TO BE DONE: Search the listing below for the word "title" and copy each line that holds it.

LISTED RECORDS:
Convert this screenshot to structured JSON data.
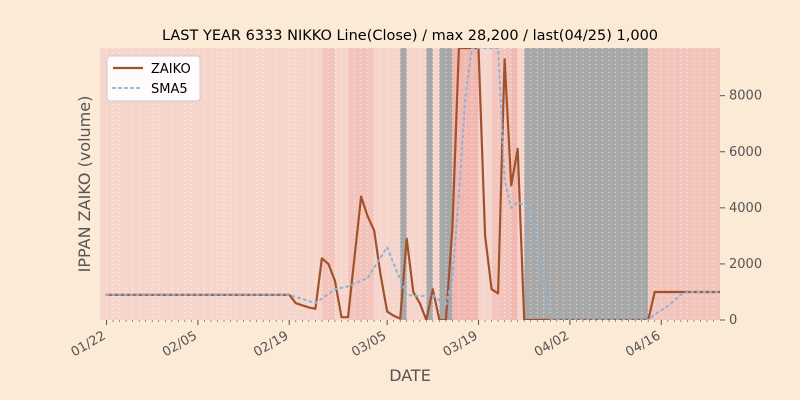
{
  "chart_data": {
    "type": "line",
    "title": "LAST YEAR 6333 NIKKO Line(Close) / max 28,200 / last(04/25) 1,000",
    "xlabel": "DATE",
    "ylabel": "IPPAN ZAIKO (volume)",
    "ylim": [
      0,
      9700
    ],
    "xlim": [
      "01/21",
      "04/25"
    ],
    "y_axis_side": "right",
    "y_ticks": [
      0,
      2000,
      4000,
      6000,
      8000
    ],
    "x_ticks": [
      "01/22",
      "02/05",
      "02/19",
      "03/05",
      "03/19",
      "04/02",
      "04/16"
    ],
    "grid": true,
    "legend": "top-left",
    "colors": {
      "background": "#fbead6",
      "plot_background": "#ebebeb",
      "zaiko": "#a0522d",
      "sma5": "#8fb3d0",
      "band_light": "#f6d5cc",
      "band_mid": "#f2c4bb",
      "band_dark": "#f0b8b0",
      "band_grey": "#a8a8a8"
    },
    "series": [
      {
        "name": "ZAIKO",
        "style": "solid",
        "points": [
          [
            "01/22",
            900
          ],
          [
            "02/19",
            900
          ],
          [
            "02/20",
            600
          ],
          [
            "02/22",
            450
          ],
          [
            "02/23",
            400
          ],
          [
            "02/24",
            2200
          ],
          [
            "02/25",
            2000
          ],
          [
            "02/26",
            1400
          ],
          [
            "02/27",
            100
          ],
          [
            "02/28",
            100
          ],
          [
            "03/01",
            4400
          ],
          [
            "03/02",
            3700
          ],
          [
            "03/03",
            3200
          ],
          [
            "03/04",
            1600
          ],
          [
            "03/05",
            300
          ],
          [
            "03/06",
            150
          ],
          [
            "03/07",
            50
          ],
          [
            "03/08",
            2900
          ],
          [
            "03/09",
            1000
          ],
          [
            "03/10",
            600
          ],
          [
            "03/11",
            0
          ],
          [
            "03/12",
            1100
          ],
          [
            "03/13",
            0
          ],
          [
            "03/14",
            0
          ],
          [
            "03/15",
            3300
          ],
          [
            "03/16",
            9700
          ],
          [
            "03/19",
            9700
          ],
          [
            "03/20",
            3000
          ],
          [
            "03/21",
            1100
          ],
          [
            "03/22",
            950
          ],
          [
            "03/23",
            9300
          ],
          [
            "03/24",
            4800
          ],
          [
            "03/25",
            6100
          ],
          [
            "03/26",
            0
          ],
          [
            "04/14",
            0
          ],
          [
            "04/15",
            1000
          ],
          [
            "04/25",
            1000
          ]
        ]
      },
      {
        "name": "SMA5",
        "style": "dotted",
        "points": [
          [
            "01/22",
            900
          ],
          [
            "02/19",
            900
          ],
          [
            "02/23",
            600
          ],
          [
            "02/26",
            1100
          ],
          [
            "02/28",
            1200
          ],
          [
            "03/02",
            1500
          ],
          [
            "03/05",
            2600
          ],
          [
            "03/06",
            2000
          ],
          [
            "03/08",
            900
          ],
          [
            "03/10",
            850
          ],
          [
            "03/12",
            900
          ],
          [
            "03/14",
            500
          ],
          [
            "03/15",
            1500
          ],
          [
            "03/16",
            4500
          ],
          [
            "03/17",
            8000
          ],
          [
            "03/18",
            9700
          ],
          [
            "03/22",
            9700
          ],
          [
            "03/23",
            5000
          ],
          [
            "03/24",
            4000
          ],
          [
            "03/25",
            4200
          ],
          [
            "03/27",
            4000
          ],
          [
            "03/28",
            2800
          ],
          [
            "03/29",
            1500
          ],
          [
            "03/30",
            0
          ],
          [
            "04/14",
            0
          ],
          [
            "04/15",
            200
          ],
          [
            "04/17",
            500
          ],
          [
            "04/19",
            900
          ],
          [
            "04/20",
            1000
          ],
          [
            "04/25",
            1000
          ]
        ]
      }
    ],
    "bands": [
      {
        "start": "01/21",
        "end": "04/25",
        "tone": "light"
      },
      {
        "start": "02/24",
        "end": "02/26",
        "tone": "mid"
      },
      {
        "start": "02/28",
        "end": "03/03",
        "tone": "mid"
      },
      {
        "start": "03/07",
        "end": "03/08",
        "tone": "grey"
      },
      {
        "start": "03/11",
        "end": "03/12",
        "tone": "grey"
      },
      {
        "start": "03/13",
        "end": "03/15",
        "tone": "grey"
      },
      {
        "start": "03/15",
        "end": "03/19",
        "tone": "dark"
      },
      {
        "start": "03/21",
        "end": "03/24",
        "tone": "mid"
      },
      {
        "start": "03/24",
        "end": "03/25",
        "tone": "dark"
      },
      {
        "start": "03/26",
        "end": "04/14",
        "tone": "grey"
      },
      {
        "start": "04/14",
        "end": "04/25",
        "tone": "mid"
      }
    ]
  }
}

---

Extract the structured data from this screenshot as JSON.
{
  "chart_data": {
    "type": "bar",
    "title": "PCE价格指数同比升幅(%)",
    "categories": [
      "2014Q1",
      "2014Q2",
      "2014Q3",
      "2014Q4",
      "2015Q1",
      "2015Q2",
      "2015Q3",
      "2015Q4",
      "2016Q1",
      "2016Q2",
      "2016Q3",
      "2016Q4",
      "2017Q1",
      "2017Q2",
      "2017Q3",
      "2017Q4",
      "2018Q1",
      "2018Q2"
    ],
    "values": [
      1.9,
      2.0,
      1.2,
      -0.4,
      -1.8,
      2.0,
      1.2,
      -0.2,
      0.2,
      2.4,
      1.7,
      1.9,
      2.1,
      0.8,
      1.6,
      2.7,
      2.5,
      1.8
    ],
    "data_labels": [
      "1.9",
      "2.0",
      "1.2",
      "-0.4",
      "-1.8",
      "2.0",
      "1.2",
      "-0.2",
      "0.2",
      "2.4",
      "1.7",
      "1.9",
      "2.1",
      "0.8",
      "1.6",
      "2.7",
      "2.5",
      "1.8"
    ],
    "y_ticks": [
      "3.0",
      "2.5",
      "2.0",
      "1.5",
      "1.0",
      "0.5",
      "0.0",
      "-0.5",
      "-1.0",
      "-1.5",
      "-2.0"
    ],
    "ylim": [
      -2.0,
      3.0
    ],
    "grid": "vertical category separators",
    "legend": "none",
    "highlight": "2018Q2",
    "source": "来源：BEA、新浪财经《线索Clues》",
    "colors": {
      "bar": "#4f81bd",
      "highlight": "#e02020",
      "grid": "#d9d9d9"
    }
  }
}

RESPONSE TO THE TASK:
    "title": "LAST YEAR 6333 NIKKO Line(Close) / max 28,200 / last(04/25) 1,000",
    "title": "PCE价格指数同比升幅(%)",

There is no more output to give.